Figure content listings:
┌──

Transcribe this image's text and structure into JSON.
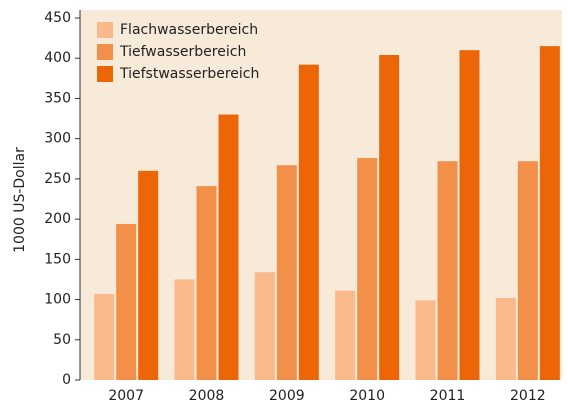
{
  "chart_data": {
    "type": "bar",
    "y_label": "1000 US-Dollar",
    "categories": [
      "2007",
      "2008",
      "2009",
      "2010",
      "2011",
      "2012"
    ],
    "series": [
      {
        "name": "Flachwasserbereich",
        "color": "#f9b98a",
        "values": [
          107,
          125,
          134,
          111,
          99,
          102
        ]
      },
      {
        "name": "Tiefwasserbereich",
        "color": "#f2904a",
        "values": [
          194,
          241,
          267,
          276,
          272,
          272
        ]
      },
      {
        "name": "Tiefstwasserbereich",
        "color": "#ec6608",
        "values": [
          260,
          330,
          392,
          404,
          410,
          415
        ]
      }
    ],
    "ylim": [
      0,
      450
    ],
    "yticks": [
      0,
      50,
      100,
      150,
      200,
      250,
      300,
      350,
      400,
      450
    ],
    "legend": "upper left"
  }
}
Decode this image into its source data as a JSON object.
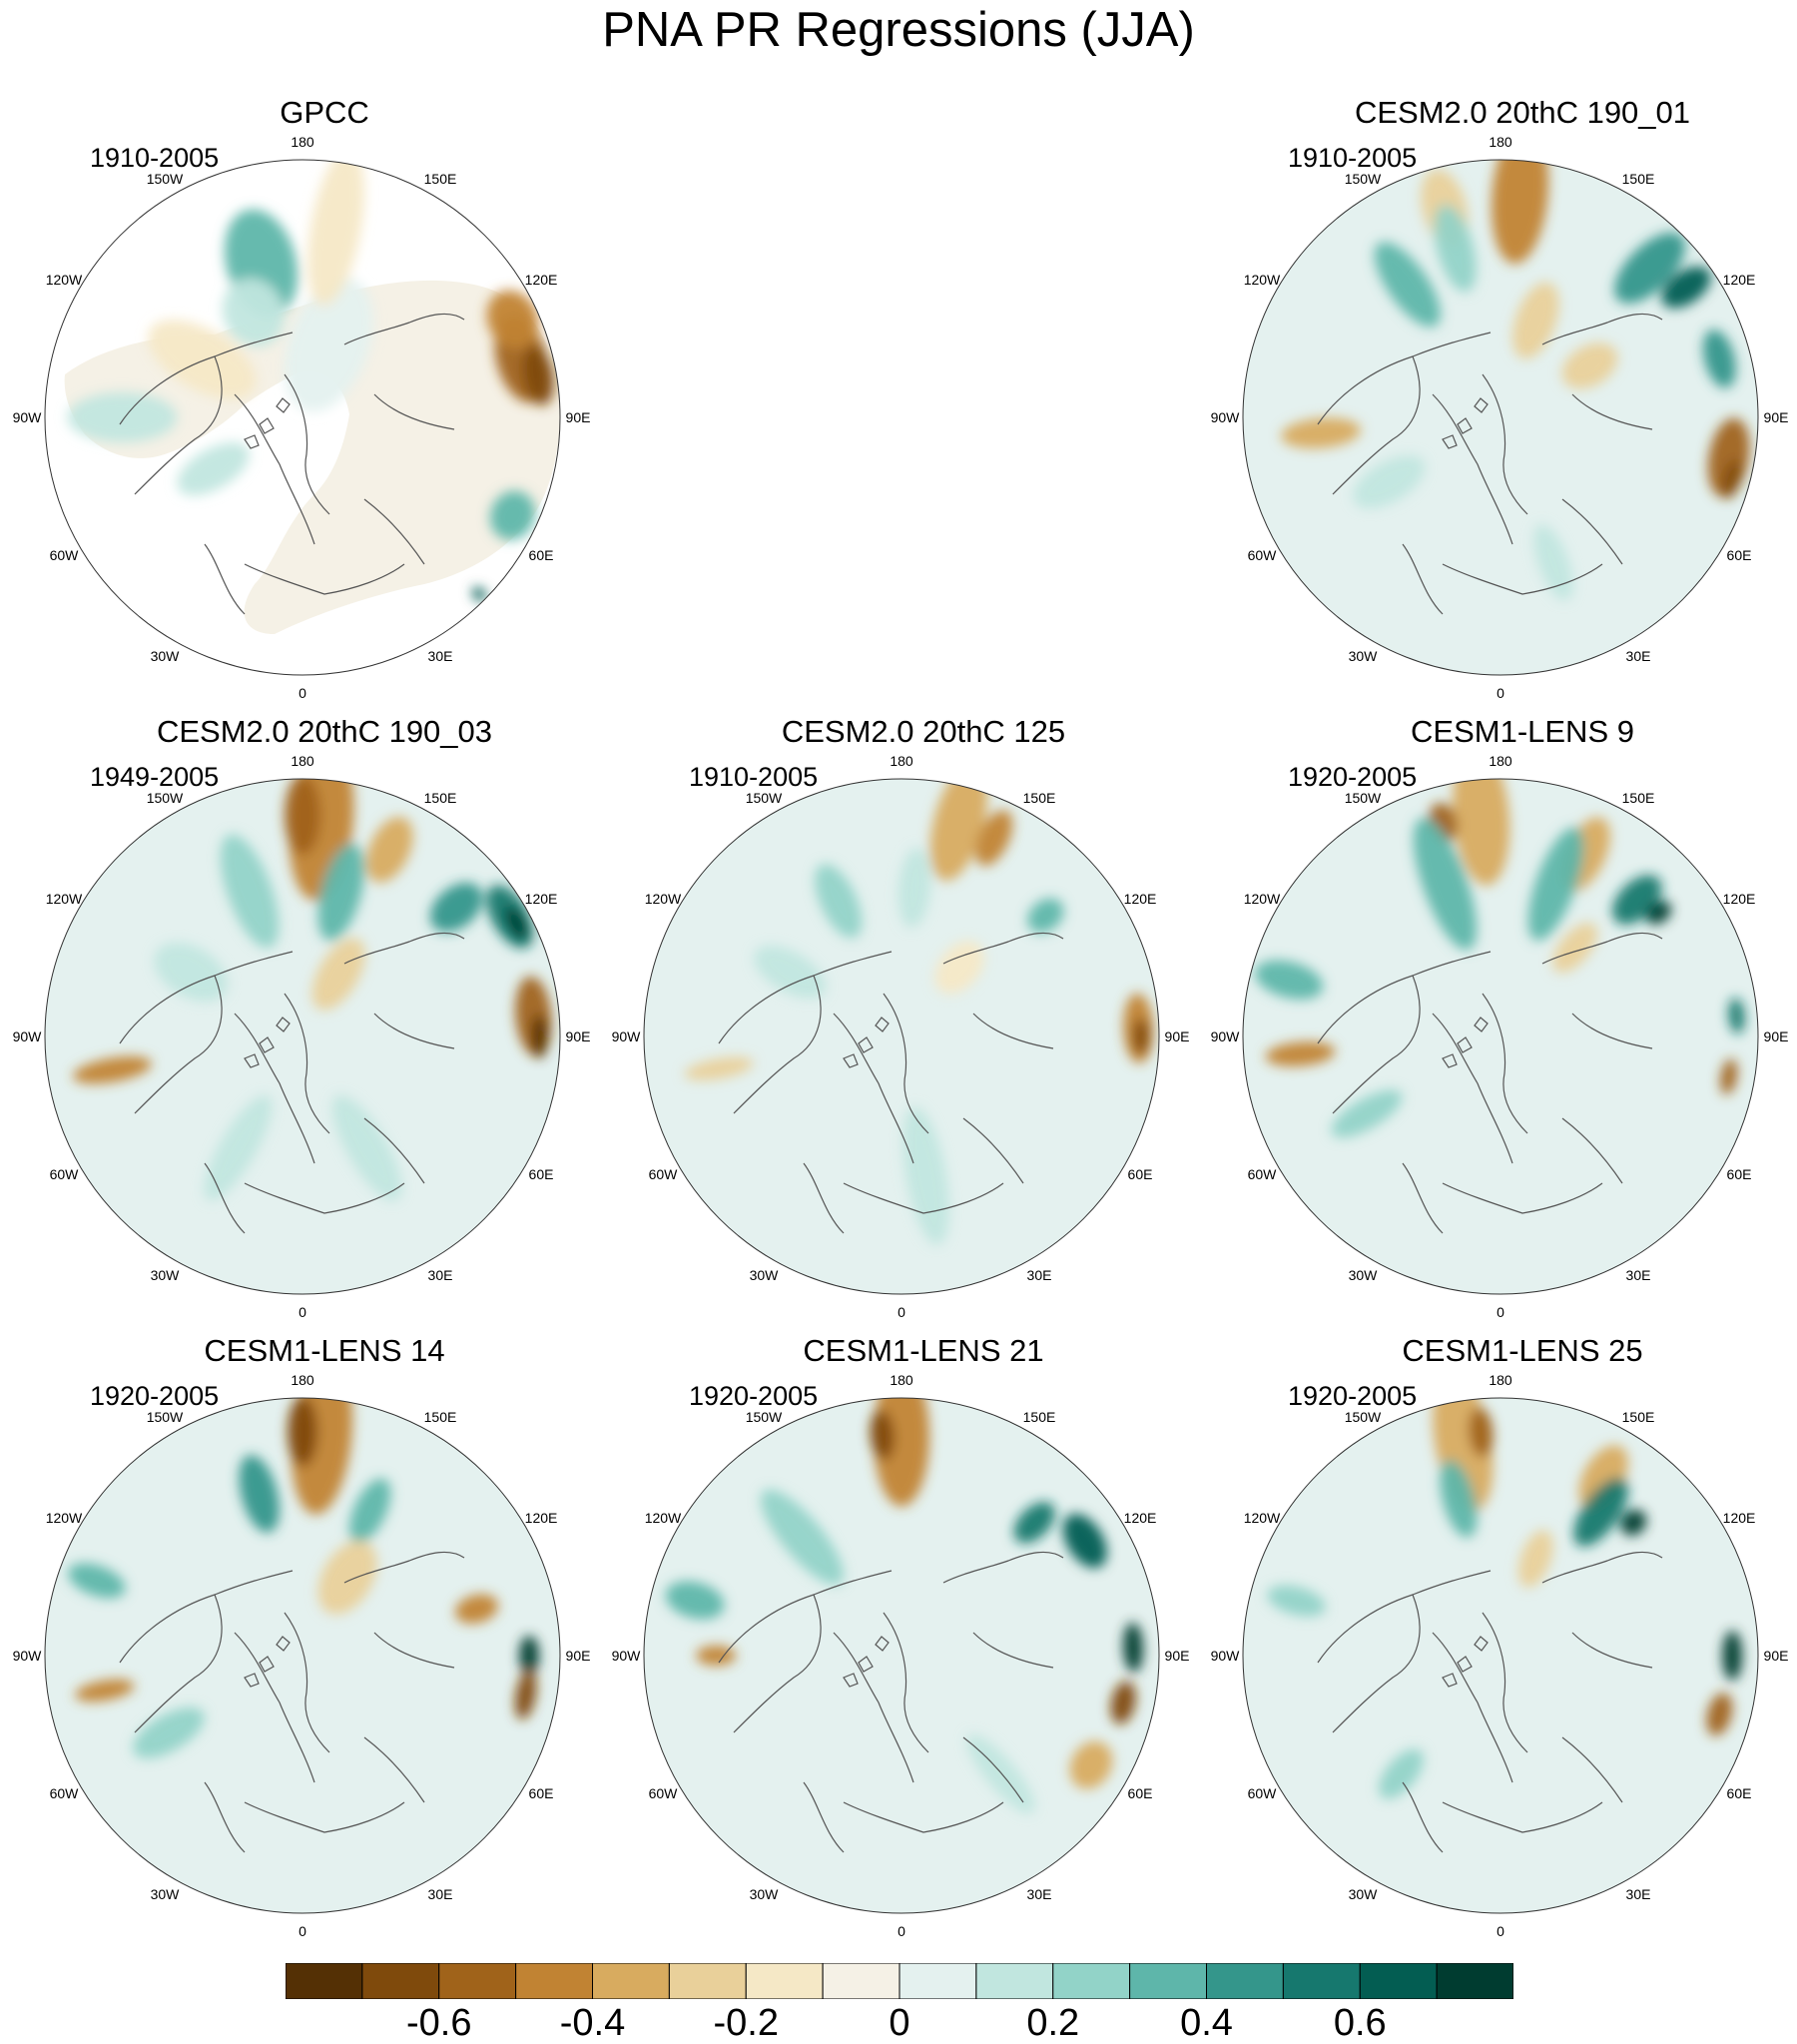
{
  "title": "PNA PR Regressions (JJA)",
  "panels": [
    {
      "title": "GPCC",
      "period": "1910-2005",
      "style": "obs",
      "empty": false
    },
    {
      "title": "",
      "period": "",
      "style": "none",
      "empty": true
    },
    {
      "title": "CESM2.0 20thC 190_01",
      "period": "1910-2005",
      "style": "a",
      "empty": false
    },
    {
      "title": "CESM2.0 20thC 190_03",
      "period": "1949-2005",
      "style": "b",
      "empty": false
    },
    {
      "title": "CESM2.0 20thC 125",
      "period": "1910-2005",
      "style": "c",
      "empty": false
    },
    {
      "title": "CESM1-LENS 9",
      "period": "1920-2005",
      "style": "d",
      "empty": false
    },
    {
      "title": "CESM1-LENS 14",
      "period": "1920-2005",
      "style": "e",
      "empty": false
    },
    {
      "title": "CESM1-LENS 21",
      "period": "1920-2005",
      "style": "f",
      "empty": false
    },
    {
      "title": "CESM1-LENS 25",
      "period": "1920-2005",
      "style": "g",
      "empty": false
    }
  ],
  "longitude_labels": [
    "180",
    "150E",
    "120E",
    "90E",
    "60E",
    "30E",
    "0",
    "30W",
    "60W",
    "90W",
    "120W",
    "150W"
  ],
  "colorbar": {
    "colors": [
      "#543005",
      "#7f4a0c",
      "#a0631a",
      "#c18333",
      "#d8ab5f",
      "#e9d09a",
      "#f5e8c6",
      "#f5f1e6",
      "#e4f1ef",
      "#c1e6df",
      "#92d3c8",
      "#5eb6aa",
      "#34968b",
      "#16786e",
      "#035d52",
      "#003c30"
    ],
    "tick_values": [
      -0.6,
      -0.4,
      -0.2,
      0,
      0.2,
      0.4,
      0.6
    ],
    "tick_labels": [
      "-0.6",
      "-0.4",
      "-0.2",
      "0",
      "0.2",
      "0.4",
      "0.6"
    ]
  }
}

└──

▶ [SET EXERCISE] Repeat the material above word for word, please, apart from its images.

▶ [RESPONSE]
Transcribe this image's text and structure into JSON.
{
  "chart_data": {
    "type": "bar",
    "y_label": "1000 US-Dollar",
    "categories": [
      "2007",
      "2008",
      "2009",
      "2010",
      "2011",
      "2012"
    ],
    "series": [
      {
        "name": "Flachwasserbereich",
        "color": "#f9b98a",
        "values": [
          107,
          125,
          134,
          111,
          99,
          102
        ]
      },
      {
        "name": "Tiefwasserbereich",
        "color": "#f2904a",
        "values": [
          194,
          241,
          267,
          276,
          272,
          272
        ]
      },
      {
        "name": "Tiefstwasserbereich",
        "color": "#ec6608",
        "values": [
          260,
          330,
          392,
          404,
          410,
          415
        ]
      }
    ],
    "ylim": [
      0,
      450
    ],
    "yticks": [
      0,
      50,
      100,
      150,
      200,
      250,
      300,
      350,
      400,
      450
    ],
    "legend": "upper left"
  }
}
Decode this image into its source data as a JSON object.
{
  "title": "PNA PR Regressions (JJA)",
  "panels": [
    {
      "title": "GPCC",
      "period": "1910-2005",
      "style": "obs",
      "empty": false
    },
    {
      "title": "",
      "period": "",
      "style": "none",
      "empty": true
    },
    {
      "title": "CESM2.0 20thC 190_01",
      "period": "1910-2005",
      "style": "a",
      "empty": false
    },
    {
      "title": "CESM2.0 20thC 190_03",
      "period": "1949-2005",
      "style": "b",
      "empty": false
    },
    {
      "title": "CESM2.0 20thC 125",
      "period": "1910-2005",
      "style": "c",
      "empty": false
    },
    {
      "title": "CESM1-LENS 9",
      "period": "1920-2005",
      "style": "d",
      "empty": false
    },
    {
      "title": "CESM1-LENS 14",
      "period": "1920-2005",
      "style": "e",
      "empty": false
    },
    {
      "title": "CESM1-LENS 21",
      "period": "1920-2005",
      "style": "f",
      "empty": false
    },
    {
      "title": "CESM1-LENS 25",
      "period": "1920-2005",
      "style": "g",
      "empty": false
    }
  ],
  "longitude_labels": [
    "180",
    "150E",
    "120E",
    "90E",
    "60E",
    "30E",
    "0",
    "30W",
    "60W",
    "90W",
    "120W",
    "150W"
  ],
  "colorbar": {
    "colors": [
      "#543005",
      "#7f4a0c",
      "#a0631a",
      "#c18333",
      "#d8ab5f",
      "#e9d09a",
      "#f5e8c6",
      "#f5f1e6",
      "#e4f1ef",
      "#c1e6df",
      "#92d3c8",
      "#5eb6aa",
      "#34968b",
      "#16786e",
      "#035d52",
      "#003c30"
    ],
    "tick_values": [
      -0.6,
      -0.4,
      -0.2,
      0,
      0.2,
      0.4,
      0.6
    ],
    "tick_labels": [
      "-0.6",
      "-0.4",
      "-0.2",
      "0",
      "0.2",
      "0.4",
      "0.6"
    ]
  }
}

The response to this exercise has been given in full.